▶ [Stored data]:
************

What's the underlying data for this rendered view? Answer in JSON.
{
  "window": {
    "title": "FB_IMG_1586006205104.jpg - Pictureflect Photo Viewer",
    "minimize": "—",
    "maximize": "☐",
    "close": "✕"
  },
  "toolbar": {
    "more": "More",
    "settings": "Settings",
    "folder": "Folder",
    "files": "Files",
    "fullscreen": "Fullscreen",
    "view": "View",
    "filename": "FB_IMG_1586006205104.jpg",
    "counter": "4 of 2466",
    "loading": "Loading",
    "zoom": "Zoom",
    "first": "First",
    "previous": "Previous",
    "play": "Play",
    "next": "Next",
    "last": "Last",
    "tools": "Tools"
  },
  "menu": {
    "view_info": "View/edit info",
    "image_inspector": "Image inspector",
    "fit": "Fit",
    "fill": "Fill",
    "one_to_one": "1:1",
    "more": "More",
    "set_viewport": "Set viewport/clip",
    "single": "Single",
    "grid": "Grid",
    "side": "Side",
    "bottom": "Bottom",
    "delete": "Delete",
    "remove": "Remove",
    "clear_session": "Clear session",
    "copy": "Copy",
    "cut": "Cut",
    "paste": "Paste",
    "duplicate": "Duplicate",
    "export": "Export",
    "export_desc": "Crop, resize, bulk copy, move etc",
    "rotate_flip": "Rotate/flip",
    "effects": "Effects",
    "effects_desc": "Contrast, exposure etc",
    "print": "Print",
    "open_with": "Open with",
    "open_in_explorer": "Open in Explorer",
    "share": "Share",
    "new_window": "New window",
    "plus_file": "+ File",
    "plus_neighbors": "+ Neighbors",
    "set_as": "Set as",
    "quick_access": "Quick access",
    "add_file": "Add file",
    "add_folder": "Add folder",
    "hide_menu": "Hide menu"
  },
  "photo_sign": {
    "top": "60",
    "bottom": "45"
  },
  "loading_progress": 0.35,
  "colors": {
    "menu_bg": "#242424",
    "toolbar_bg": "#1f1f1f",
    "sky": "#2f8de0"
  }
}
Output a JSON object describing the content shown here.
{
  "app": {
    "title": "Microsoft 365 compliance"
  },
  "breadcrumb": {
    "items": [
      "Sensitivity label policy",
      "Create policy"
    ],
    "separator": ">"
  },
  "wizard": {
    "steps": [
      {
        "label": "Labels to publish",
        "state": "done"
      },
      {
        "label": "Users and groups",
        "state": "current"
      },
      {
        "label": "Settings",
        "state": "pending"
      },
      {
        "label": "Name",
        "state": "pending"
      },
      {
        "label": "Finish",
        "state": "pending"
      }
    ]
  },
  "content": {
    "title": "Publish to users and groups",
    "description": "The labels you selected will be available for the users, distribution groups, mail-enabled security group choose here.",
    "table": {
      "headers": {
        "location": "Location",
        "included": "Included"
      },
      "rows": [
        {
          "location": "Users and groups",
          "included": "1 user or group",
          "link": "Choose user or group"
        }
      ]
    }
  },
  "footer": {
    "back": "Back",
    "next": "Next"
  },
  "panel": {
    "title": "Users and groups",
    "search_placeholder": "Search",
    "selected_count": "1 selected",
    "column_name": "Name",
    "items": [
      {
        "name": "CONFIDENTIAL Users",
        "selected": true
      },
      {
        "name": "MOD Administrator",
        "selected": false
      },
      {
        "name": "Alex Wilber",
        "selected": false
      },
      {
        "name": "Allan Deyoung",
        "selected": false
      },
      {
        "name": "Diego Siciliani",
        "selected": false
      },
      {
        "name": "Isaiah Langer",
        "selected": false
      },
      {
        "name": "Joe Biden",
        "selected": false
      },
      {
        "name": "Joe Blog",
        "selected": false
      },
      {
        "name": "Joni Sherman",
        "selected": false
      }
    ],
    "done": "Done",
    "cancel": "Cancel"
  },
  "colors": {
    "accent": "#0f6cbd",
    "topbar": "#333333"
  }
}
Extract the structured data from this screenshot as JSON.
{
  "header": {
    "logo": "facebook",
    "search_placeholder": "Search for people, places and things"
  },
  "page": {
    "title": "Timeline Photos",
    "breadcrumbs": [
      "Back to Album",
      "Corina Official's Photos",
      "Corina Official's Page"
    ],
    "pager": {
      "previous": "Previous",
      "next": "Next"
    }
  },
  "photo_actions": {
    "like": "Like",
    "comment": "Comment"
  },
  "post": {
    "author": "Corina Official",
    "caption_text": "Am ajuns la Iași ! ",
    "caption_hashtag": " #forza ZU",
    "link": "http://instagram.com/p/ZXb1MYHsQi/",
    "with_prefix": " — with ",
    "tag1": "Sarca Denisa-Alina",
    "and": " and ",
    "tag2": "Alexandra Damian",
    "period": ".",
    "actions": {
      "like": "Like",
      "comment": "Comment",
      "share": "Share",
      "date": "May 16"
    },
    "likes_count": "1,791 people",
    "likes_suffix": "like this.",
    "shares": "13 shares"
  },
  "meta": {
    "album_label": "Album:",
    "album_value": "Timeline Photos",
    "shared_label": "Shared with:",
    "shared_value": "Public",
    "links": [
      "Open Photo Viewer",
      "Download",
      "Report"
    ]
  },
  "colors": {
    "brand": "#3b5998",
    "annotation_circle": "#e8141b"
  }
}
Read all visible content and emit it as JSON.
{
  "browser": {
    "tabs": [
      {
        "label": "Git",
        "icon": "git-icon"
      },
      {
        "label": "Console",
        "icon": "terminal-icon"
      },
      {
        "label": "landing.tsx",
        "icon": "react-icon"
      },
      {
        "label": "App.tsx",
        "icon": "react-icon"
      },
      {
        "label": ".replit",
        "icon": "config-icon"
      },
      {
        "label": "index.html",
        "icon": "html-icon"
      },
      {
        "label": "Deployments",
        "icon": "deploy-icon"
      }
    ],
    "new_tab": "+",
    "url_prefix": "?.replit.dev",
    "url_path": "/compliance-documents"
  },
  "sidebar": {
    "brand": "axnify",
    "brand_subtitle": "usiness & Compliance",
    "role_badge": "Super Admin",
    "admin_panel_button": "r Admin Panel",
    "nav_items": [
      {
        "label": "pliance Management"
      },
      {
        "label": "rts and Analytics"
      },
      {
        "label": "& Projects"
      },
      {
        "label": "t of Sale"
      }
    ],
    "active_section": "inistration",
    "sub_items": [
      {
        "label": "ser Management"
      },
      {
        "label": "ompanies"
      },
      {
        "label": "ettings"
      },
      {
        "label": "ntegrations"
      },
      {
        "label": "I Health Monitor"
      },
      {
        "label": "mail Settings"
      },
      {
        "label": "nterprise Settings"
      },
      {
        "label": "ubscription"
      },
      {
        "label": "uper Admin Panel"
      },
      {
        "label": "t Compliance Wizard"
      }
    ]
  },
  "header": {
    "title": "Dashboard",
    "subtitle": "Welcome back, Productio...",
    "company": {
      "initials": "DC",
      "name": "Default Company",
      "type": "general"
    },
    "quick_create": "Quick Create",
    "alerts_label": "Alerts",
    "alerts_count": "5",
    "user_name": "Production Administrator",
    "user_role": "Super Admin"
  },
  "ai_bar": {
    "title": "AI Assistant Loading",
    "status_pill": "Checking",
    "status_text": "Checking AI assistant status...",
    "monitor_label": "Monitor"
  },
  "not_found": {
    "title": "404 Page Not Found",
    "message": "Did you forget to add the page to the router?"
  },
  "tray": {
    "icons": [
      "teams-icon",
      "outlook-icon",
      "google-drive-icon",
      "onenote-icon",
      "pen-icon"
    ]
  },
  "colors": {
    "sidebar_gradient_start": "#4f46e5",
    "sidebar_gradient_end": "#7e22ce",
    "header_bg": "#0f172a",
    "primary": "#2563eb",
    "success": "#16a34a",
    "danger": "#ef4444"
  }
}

************

Reproduce each line of the material above precisely.

▶ [Final result]:
What's the underlying data for this rendered view? Answer in JSON.
{
  "window": {
    "title": "FB_IMG_1586006205104.jpg - Pictureflect Photo Viewer",
    "minimize": "—",
    "maximize": "☐",
    "close": "✕"
  },
  "toolbar": {
    "more": "More",
    "settings": "Settings",
    "folder": "Folder",
    "files": "Files",
    "fullscreen": "Fullscreen",
    "view": "View",
    "filename": "FB_IMG_1586006205104.jpg",
    "counter": "4 of 2466",
    "loading": "Loading",
    "zoom": "Zoom",
    "first": "First",
    "previous": "Previous",
    "play": "Play",
    "next": "Next",
    "last": "Last",
    "tools": "Tools"
  },
  "menu": {
    "view_info": "View/edit info",
    "image_inspector": "Image inspector",
    "fit": "Fit",
    "fill": "Fill",
    "one_to_one": "1:1",
    "more": "More",
    "set_viewport": "Set viewport/clip",
    "single": "Single",
    "grid": "Grid",
    "side": "Side",
    "bottom": "Bottom",
    "delete": "Delete",
    "remove": "Remove",
    "clear_session": "Clear session",
    "copy": "Copy",
    "cut": "Cut",
    "paste": "Paste",
    "duplicate": "Duplicate",
    "export": "Export",
    "export_desc": "Crop, resize, bulk copy, move etc",
    "rotate_flip": "Rotate/flip",
    "effects": "Effects",
    "effects_desc": "Contrast, exposure etc",
    "print": "Print",
    "open_with": "Open with",
    "open_in_explorer": "Open in Explorer",
    "share": "Share",
    "new_window": "New window",
    "plus_file": "+ File",
    "plus_neighbors": "+ Neighbors",
    "set_as": "Set as",
    "quick_access": "Quick access",
    "add_file": "Add file",
    "add_folder": "Add folder",
    "hide_menu": "Hide menu"
  },
  "photo_sign": {
    "top": "60",
    "bottom": "45"
  },
  "loading_progress": 0.35,
  "colors": {
    "menu_bg": "#242424",
    "toolbar_bg": "#1f1f1f",
    "sky": "#2f8de0"
  }
}
Output a JSON object describing the content shown here.
{
  "app": {
    "title": "Microsoft 365 compliance"
  },
  "breadcrumb": {
    "items": [
      "Sensitivity label policy",
      "Create policy"
    ],
    "separator": ">"
  },
  "wizard": {
    "steps": [
      {
        "label": "Labels to publish",
        "state": "done"
      },
      {
        "label": "Users and groups",
        "state": "current"
      },
      {
        "label": "Settings",
        "state": "pending"
      },
      {
        "label": "Name",
        "state": "pending"
      },
      {
        "label": "Finish",
        "state": "pending"
      }
    ]
  },
  "content": {
    "title": "Publish to users and groups",
    "description": "The labels you selected will be available for the users, distribution groups, mail-enabled security group choose here.",
    "table": {
      "headers": {
        "location": "Location",
        "included": "Included"
      },
      "rows": [
        {
          "location": "Users and groups",
          "included": "1 user or group",
          "link": "Choose user or group"
        }
      ]
    }
  },
  "footer": {
    "back": "Back",
    "next": "Next"
  },
  "panel": {
    "title": "Users and groups",
    "search_placeholder": "Search",
    "selected_count": "1 selected",
    "column_name": "Name",
    "items": [
      {
        "name": "CONFIDENTIAL Users",
        "selected": true
      },
      {
        "name": "MOD Administrator",
        "selected": false
      },
      {
        "name": "Alex Wilber",
        "selected": false
      },
      {
        "name": "Allan Deyoung",
        "selected": false
      },
      {
        "name": "Diego Siciliani",
        "selected": false
      },
      {
        "name": "Isaiah Langer",
        "selected": false
      },
      {
        "name": "Joe Biden",
        "selected": false
      },
      {
        "name": "Joe Blog",
        "selected": false
      },
      {
        "name": "Joni Sherman",
        "selected": false
      }
    ],
    "done": "Done",
    "cancel": "Cancel"
  },
  "colors": {
    "accent": "#0f6cbd",
    "topbar": "#333333"
  }
}
Extract the structured data from this screenshot as JSON.
{
  "header": {
    "logo": "facebook",
    "search_placeholder": "Search for people, places and things"
  },
  "page": {
    "title": "Timeline Photos",
    "breadcrumbs": [
      "Back to Album",
      "Corina Official's Photos",
      "Corina Official's Page"
    ],
    "pager": {
      "previous": "Previous",
      "next": "Next"
    }
  },
  "photo_actions": {
    "like": "Like",
    "comment": "Comment"
  },
  "post": {
    "author": "Corina Official",
    "caption_text": "Am ajuns la Iași ! ",
    "caption_hashtag": " #forza ZU",
    "link": "http://instagram.com/p/ZXb1MYHsQi/",
    "with_prefix": " — with ",
    "tag1": "Sarca Denisa-Alina",
    "and": " and ",
    "tag2": "Alexandra Damian",
    "period": ".",
    "actions": {
      "like": "Like",
      "comment": "Comment",
      "share": "Share",
      "date": "May 16"
    },
    "likes_count": "1,791 people",
    "likes_suffix": "like this.",
    "shares": "13 shares"
  },
  "meta": {
    "album_label": "Album:",
    "album_value": "Timeline Photos",
    "shared_label": "Shared with:",
    "shared_value": "Public",
    "links": [
      "Open Photo Viewer",
      "Download",
      "Report"
    ]
  },
  "colors": {
    "brand": "#3b5998",
    "annotation_circle": "#e8141b"
  }
}
Read all visible content and emit it as JSON.
{
  "browser": {
    "tabs": [
      {
        "label": "Git",
        "icon": "git-icon"
      },
      {
        "label": "Console",
        "icon": "terminal-icon"
      },
      {
        "label": "landing.tsx",
        "icon": "react-icon"
      },
      {
        "label": "App.tsx",
        "icon": "react-icon"
      },
      {
        "label": ".replit",
        "icon": "config-icon"
      },
      {
        "label": "index.html",
        "icon": "html-icon"
      },
      {
        "label": "Deployments",
        "icon": "deploy-icon"
      }
    ],
    "new_tab": "+",
    "url_prefix": "?.replit.dev",
    "url_path": "/compliance-documents"
  },
  "sidebar": {
    "brand": "axnify",
    "brand_subtitle": "usiness & Compliance",
    "role_badge": "Super Admin",
    "admin_panel_button": "r Admin Panel",
    "nav_items": [
      {
        "label": "pliance Management"
      },
      {
        "label": "rts and Analytics"
      },
      {
        "label": "& Projects"
      },
      {
        "label": "t of Sale"
      }
    ],
    "active_section": "inistration",
    "sub_items": [
      {
        "label": "ser Management"
      },
      {
        "label": "ompanies"
      },
      {
        "label": "ettings"
      },
      {
        "label": "ntegrations"
      },
      {
        "label": "I Health Monitor"
      },
      {
        "label": "mail Settings"
      },
      {
        "label": "nterprise Settings"
      },
      {
        "label": "ubscription"
      },
      {
        "label": "uper Admin Panel"
      },
      {
        "label": "t Compliance Wizard"
      }
    ]
  },
  "header": {
    "title": "Dashboard",
    "subtitle": "Welcome back, Productio...",
    "company": {
      "initials": "DC",
      "name": "Default Company",
      "type": "general"
    },
    "quick_create": "Quick Create",
    "alerts_label": "Alerts",
    "alerts_count": "5",
    "user_name": "Production Administrator",
    "user_role": "Super Admin"
  },
  "ai_bar": {
    "title": "AI Assistant Loading",
    "status_pill": "Checking",
    "status_text": "Checking AI assistant status...",
    "monitor_label": "Monitor"
  },
  "not_found": {
    "title": "404 Page Not Found",
    "message": "Did you forget to add the page to the router?"
  },
  "tray": {
    "icons": [
      "teams-icon",
      "outlook-icon",
      "google-drive-icon",
      "onenote-icon",
      "pen-icon"
    ]
  },
  "colors": {
    "sidebar_gradient_start": "#4f46e5",
    "sidebar_gradient_end": "#7e22ce",
    "header_bg": "#0f172a",
    "primary": "#2563eb",
    "success": "#16a34a",
    "danger": "#ef4444"
  }
}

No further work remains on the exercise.